### SELECTED TEXT
Monday, March 15, 2010
Several years ago, when I lived in New York, some friends and I were involved in something which, like it or not, was often referred to as a men's group. Not that there's anything wrong with being in a men's group. It's just that the term carries with it certain connotations and associations, such as the image of a group of bare-chested men sitting around a campfire whining about how their Daddies didn't love them enough. Rest assured that in our group, all whining took place with the participants fully clothed. Besides, our group was really more of a friend's group than a men's group.
And to be fair, whining was not something our group condoned. I found this out the hard way one night, whining about my chronic issue: why do women always treat me like crap? I was about midway through my presentation when the guys stopped me short. We've heard this all before, they said. And we don't need to hear it again. Until you come up with some kind of solution or at least a new attitude, consider this subject off-limits.
I was stunned. What a bunch of assholes! I thought these guys were supposed to be my friends! Here I had trusted them with my deepest darkest fears and they turn around and kick me in the teeth. Besides, if I can't complain about my lousy love life, what the hell else am I gonna talk about?
But I didn't argue. I was hurt and I felt humiliated, but on some level, I also knew they were right. And the more I thought about it, the more I realized just how right they were. By the time the next meeting rolled around, I was truly grateful to have such good friends, who were willing to risk hurting my feelings in order to give me the kick in the ass that I desperately needed. And over the years, I have come to see that moment as one of the most important defining moments in my life.

### DATA SHOWN
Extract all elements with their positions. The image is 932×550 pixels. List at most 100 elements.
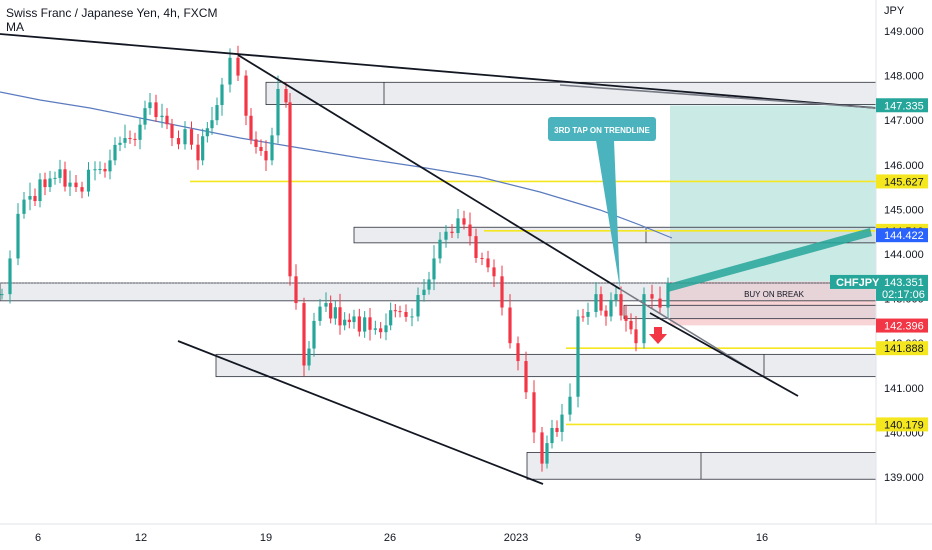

### EXERCISE INSTRUCTIONS
1. Condense the paragraph of the men's group post that begins "And to be fair, whining was not something our group condoned" into a shorter version that keeps its main facts.
2. From the men's group post, extract the part that opens with the words containing "And to be fair, whining" and closes with "this subject off-limits.".
The material has no connection to the blog post about the men's group.

### EXERCISE ANSWERS
1. The group did not tolerate whining. The writer learned this one night when complaining about a chronic issue: why women always treat the writer badly. Midway through, the others cut it short. They said they had heard it all before and declared the subject off-limits until the writer came up with a solution or at least a new attitude.

2.
And to be fair, whining was not something our group condoned. I found this out the hard way one night, whining about my chronic issue: why do women always treat me like crap? I was about midway through my presentation when the guys stopped me short. We've heard this all before, they said. And we don't need to hear it again. Until you come up with some kind of solution or at least a new attitude, consider this subject off-limits.